* _WHAT THIS TASK INVOLVES_
No images are to be carried over; print all other material exactly as it stands.

Dataset items
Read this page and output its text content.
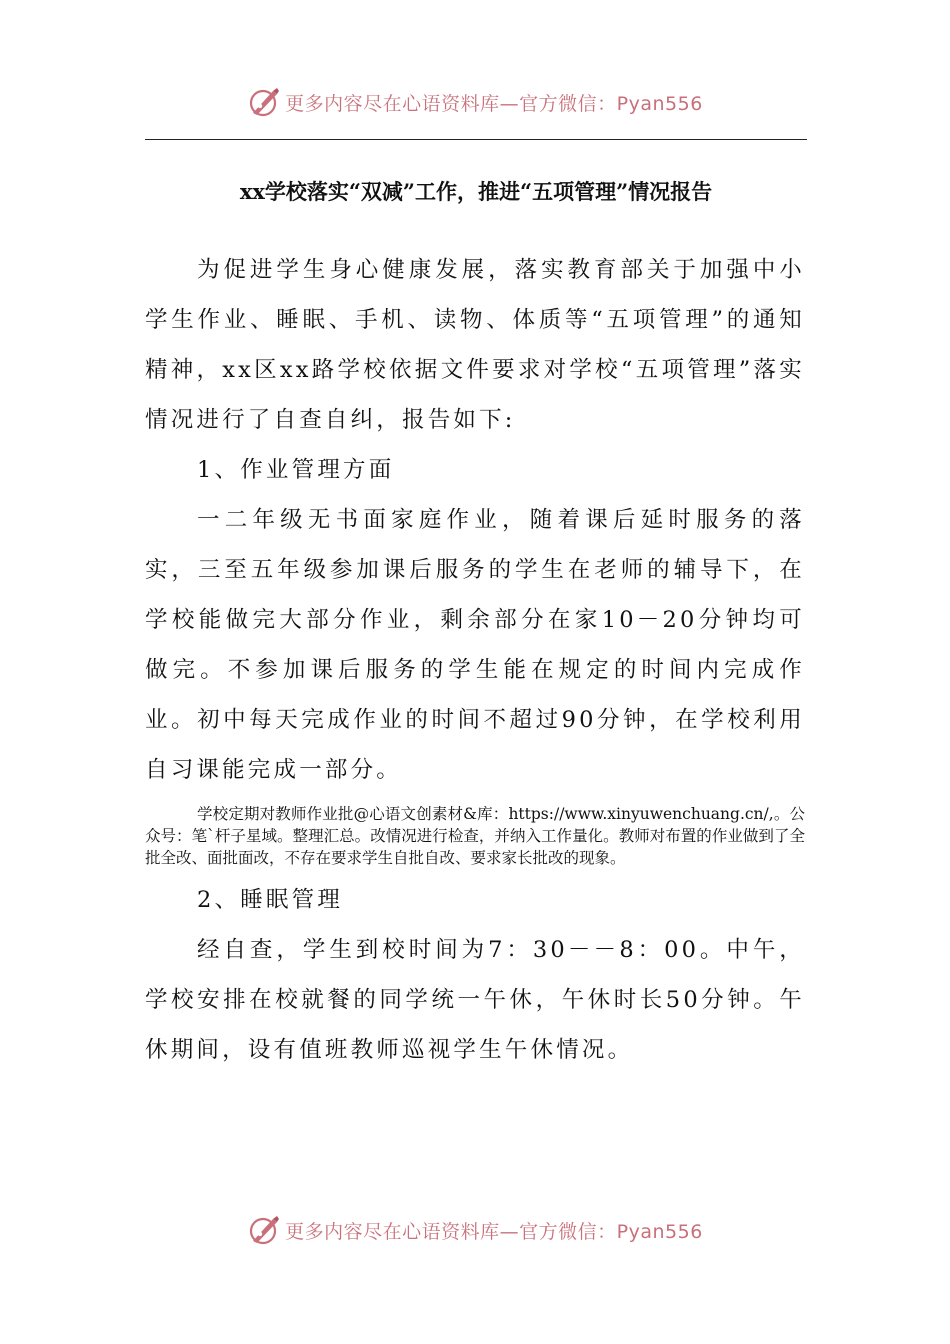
更多内容尽在心语资料库—官方微信：Pyan556
xx学校落实“双减”工作，推进“五项管理”情况报告

为促进学生身心健康发展，落实教育部关于加强中小学生作业、睡眠、手机、读物、体质等“五项管理”的通知精神，xx区xx路学校依据文件要求对学校“五项管理”落实情况进行了自查自纠，报告如下:

1、作业管理方面

一二年级无书面家庭作业，随着课后延时服务的落实，三至五年级参加课后服务的学生在老师的辅导下，在学校能做完大部分作业，剩余部分在家10－20分钟均可做完。不参加课后服务的学生能在规定的时间内完成作业。初中每天完成作业的时间不超过90分钟，在学校利用自习课能完成一部分。

学校定期对教师作业批@心语文创素材&库：https://www.xinyuwenchuang.cn/,。公众号：笔`杆子星域。整理汇总。改情况进行检查，并纳入工作量化。教师对布置的作业做到了全批全改、面批面改，不存在要求学生自批自改、要求家长批改的现象。

2、睡眠管理

经自查，学生到校时间为7：30－－8：00。中午，学校安排在校就餐的同学统一午休，午休时长50分钟。午休期间，设有值班教师巡视学生午休情况。

更多内容尽在心语资料库—官方微信：Pyan556
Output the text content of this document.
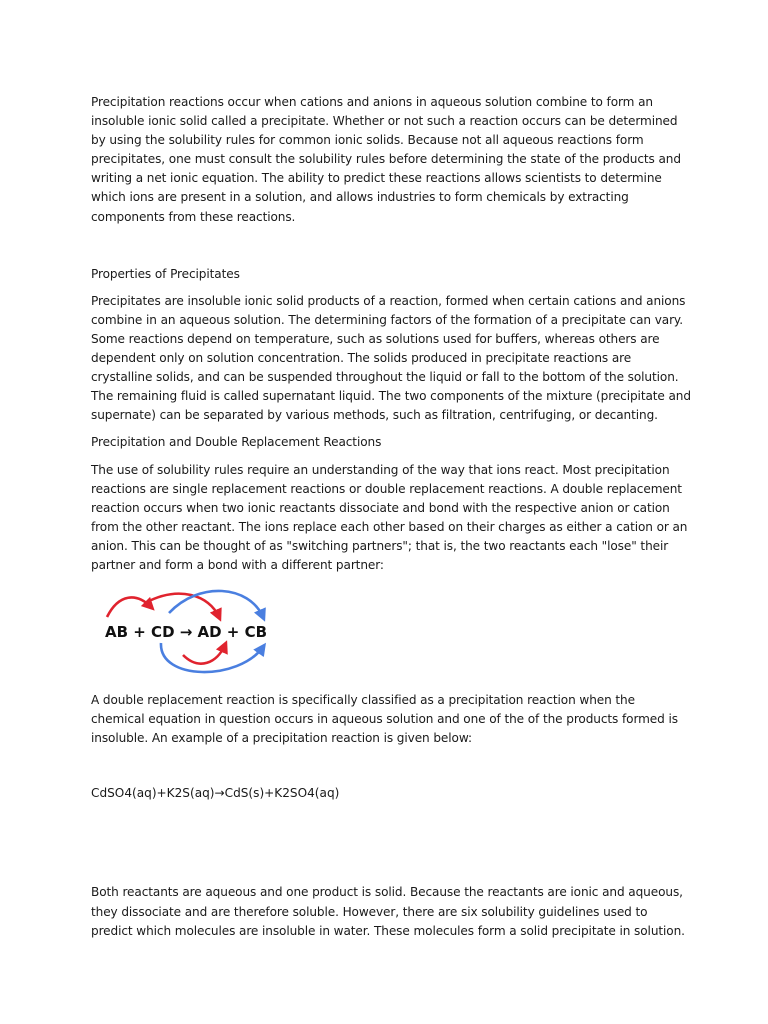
Precipitation reactions occur when cations and anions in aqueous solution combine to form an insoluble ionic solid called a precipitate. Whether or not such a reaction occurs can be determined by using the solubility rules for common ionic solids. Because not all aqueous reactions form precipitates, one must consult the solubility rules before determining the state of the products and writing a net ionic equation. The ability to predict these reactions allows scientists to determine which ions are present in a solution, and allows industries to form chemicals by extracting components from these reactions.

Properties of Precipitates

Precipitates are insoluble ionic solid products of a reaction, formed when certain cations and anions combine in an aqueous solution. The determining factors of the formation of a precipitate can vary. Some reactions depend on temperature, such as solutions used for buffers, whereas others are dependent only on solution concentration. The solids produced in precipitate reactions are crystalline solids, and can be suspended throughout the liquid or fall to the bottom of the solution. The remaining fluid is called supernatant liquid. The two components of the mixture (precipitate and supernate) can be separated by various methods, such as filtration, centrifuging, or decanting.

Precipitation and Double Replacement Reactions

The use of solubility rules require an understanding of the way that ions react. Most precipitation reactions are single replacement reactions or double replacement reactions. A double replacement reaction occurs when two ionic reactants dissociate and bond with the respective anion or cation from the other reactant. The ions replace each other based on their charges as either a cation or an anion. This can be thought of as "switching partners"; that is, the two reactants each "lose" their partner and form a bond with a different partner:

AB + CD → AD + CB

A double replacement reaction is specifically classified as a precipitation reaction when the chemical equation in question occurs in aqueous solution and one of the of the products formed is insoluble. An example of a precipitation reaction is given below:

CdSO4(aq)+K2S(aq)→CdS(s)+K2SO4(aq)

Both reactants are aqueous and one product is solid. Because the reactants are ionic and aqueous, they dissociate and are therefore soluble. However, there are six solubility guidelines used to predict which molecules are insoluble in water. These molecules form a solid precipitate in solution.
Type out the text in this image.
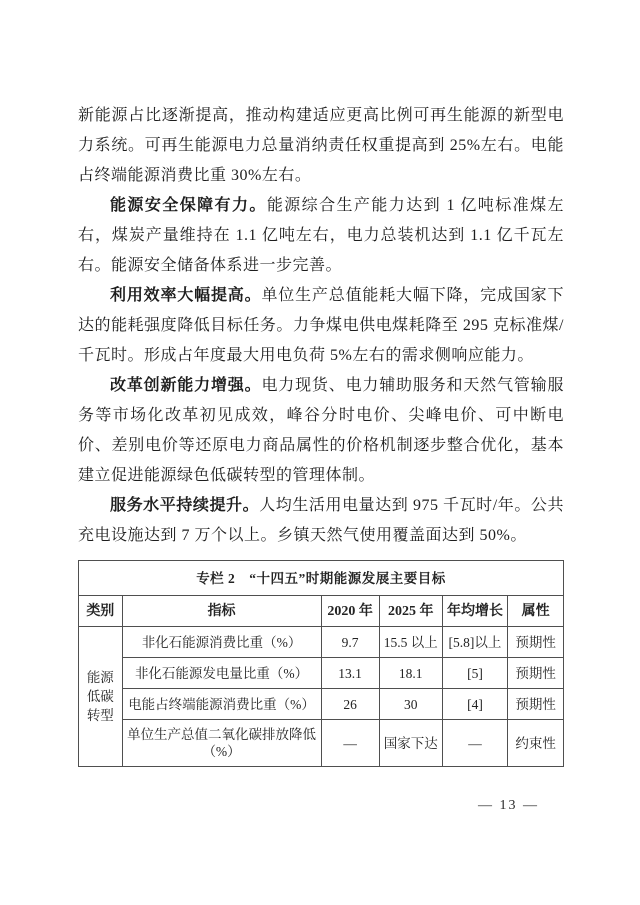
新能源占比逐渐提高，推动构建适应更高比例可再生能源的新型电力系统。可再生能源电力总量消纳责任权重提高到 25%左右。电能占终端能源消费比重 30%左右。

能源安全保障有力。能源综合生产能力达到 1 亿吨标准煤左右，煤炭产量维持在 1.1 亿吨左右，电力总装机达到 1.1 亿千瓦左右。能源安全储备体系进一步完善。

利用效率大幅提高。单位生产总值能耗大幅下降，完成国家下达的能耗强度降低目标任务。力争煤电供电煤耗降至 295 克标准煤/千瓦时。形成占年度最大用电负荷 5%左右的需求侧响应能力。

改革创新能力增强。电力现货、电力辅助服务和天然气管输服务等市场化改革初见成效，峰谷分时电价、尖峰电价、可中断电价、差别电价等还原电力商品属性的价格机制逐步整合优化，基本建立促进能源绿色低碳转型的管理体制。

服务水平持续提升。人均生活用电量达到 975 千瓦时/年。公共充电设施达到 7 万个以上。乡镇天然气使用覆盖面达到 50%。

专栏 2　“十四五”时期能源发展主要目标					
类别	指标	2020 年	2025 年	年均增长	属性
能源低碳转型	非化石能源消费比重（%）	9.7	15.5 以上	[5.8]以上	预期性
	非化石能源发电量比重（%）	13.1	18.1	[5]	预期性
	电能占终端能源消费比重（%）	26	30	[4]	预期性
	单位生产总值二氧化碳排放降低（%）	—	国家下达	—	约束性
— 13 —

* _RESULT OF THE EXERCISE_
Read this page and output its text content.
更多内容尽在心语资料库—官方微信：Pyan556
xx学校落实“双减”工作，推进“五项管理”情况报告

为促进学生身心健康发展，落实教育部关于加强中小学生作业、睡眠、手机、读物、体质等“五项管理”的通知精神，xx区xx路学校依据文件要求对学校“五项管理”落实情况进行了自查自纠，报告如下:

1、作业管理方面

一二年级无书面家庭作业，随着课后延时服务的落实，三至五年级参加课后服务的学生在老师的辅导下，在学校能做完大部分作业，剩余部分在家10－20分钟均可做完。不参加课后服务的学生能在规定的时间内完成作业。初中每天完成作业的时间不超过90分钟，在学校利用自习课能完成一部分。

学校定期对教师作业批@心语文创素材&库：https://www.xinyuwenchuang.cn/,。公众号：笔`杆子星域。整理汇总。改情况进行检查，并纳入工作量化。教师对布置的作业做到了全批全改、面批面改，不存在要求学生自批自改、要求家长批改的现象。

2、睡眠管理

经自查，学生到校时间为7：30－－8：00。中午，学校安排在校就餐的同学统一午休，午休时长50分钟。午休期间，设有值班教师巡视学生午休情况。

更多内容尽在心语资料库—官方微信：Pyan556
Output the text content of this document.
Precipitation reactions occur when cations and anions in aqueous solution combine to form an insoluble ionic solid called a precipitate. Whether or not such a reaction occurs can be determined by using the solubility rules for common ionic solids. Because not all aqueous reactions form precipitates, one must consult the solubility rules before determining the state of the products and writing a net ionic equation. The ability to predict these reactions allows scientists to determine which ions are present in a solution, and allows industries to form chemicals by extracting components from these reactions.

Properties of Precipitates

Precipitates are insoluble ionic solid products of a reaction, formed when certain cations and anions combine in an aqueous solution. The determining factors of the formation of a precipitate can vary. Some reactions depend on temperature, such as solutions used for buffers, whereas others are dependent only on solution concentration. The solids produced in precipitate reactions are crystalline solids, and can be suspended throughout the liquid or fall to the bottom of the solution. The remaining fluid is called supernatant liquid. The two components of the mixture (precipitate and supernate) can be separated by various methods, such as filtration, centrifuging, or decanting.

Precipitation and Double Replacement Reactions

The use of solubility rules require an understanding of the way that ions react. Most precipitation reactions are single replacement reactions or double replacement reactions. A double replacement reaction occurs when two ionic reactants dissociate and bond with the respective anion or cation from the other reactant. The ions replace each other based on their charges as either a cation or an anion. This can be thought of as "switching partners"; that is, the two reactants each "lose" their partner and form a bond with a different partner:

AB + CD → AD + CB

A double replacement reaction is specifically classified as a precipitation reaction when the chemical equation in question occurs in aqueous solution and one of the of the products formed is insoluble. An example of a precipitation reaction is given below:

CdSO4(aq)+K2S(aq)→CdS(s)+K2SO4(aq)

Both reactants are aqueous and one product is solid. Because the reactants are ionic and aqueous, they dissociate and are therefore soluble. However, there are six solubility guidelines used to predict which molecules are insoluble in water. These molecules form a solid precipitate in solution.
Type out the text in this image.
新能源占比逐渐提高，推动构建适应更高比例可再生能源的新型电力系统。可再生能源电力总量消纳责任权重提高到 25%左右。电能占终端能源消费比重 30%左右。

能源安全保障有力。能源综合生产能力达到 1 亿吨标准煤左右，煤炭产量维持在 1.1 亿吨左右，电力总装机达到 1.1 亿千瓦左右。能源安全储备体系进一步完善。

利用效率大幅提高。单位生产总值能耗大幅下降，完成国家下达的能耗强度降低目标任务。力争煤电供电煤耗降至 295 克标准煤/千瓦时。形成占年度最大用电负荷 5%左右的需求侧响应能力。

改革创新能力增强。电力现货、电力辅助服务和天然气管输服务等市场化改革初见成效，峰谷分时电价、尖峰电价、可中断电价、差别电价等还原电力商品属性的价格机制逐步整合优化，基本建立促进能源绿色低碳转型的管理体制。

服务水平持续提升。人均生活用电量达到 975 千瓦时/年。公共充电设施达到 7 万个以上。乡镇天然气使用覆盖面达到 50%。

专栏 2　“十四五”时期能源发展主要目标					
类别	指标	2020 年	2025 年	年均增长	属性
能源低碳转型	非化石能源消费比重（%）	9.7	15.5 以上	[5.8]以上	预期性
	非化石能源发电量比重（%）	13.1	18.1	[5]	预期性
	电能占终端能源消费比重（%）	26	30	[4]	预期性
	单位生产总值二氧化碳排放降低（%）	—	国家下达	—	约束性
— 13 —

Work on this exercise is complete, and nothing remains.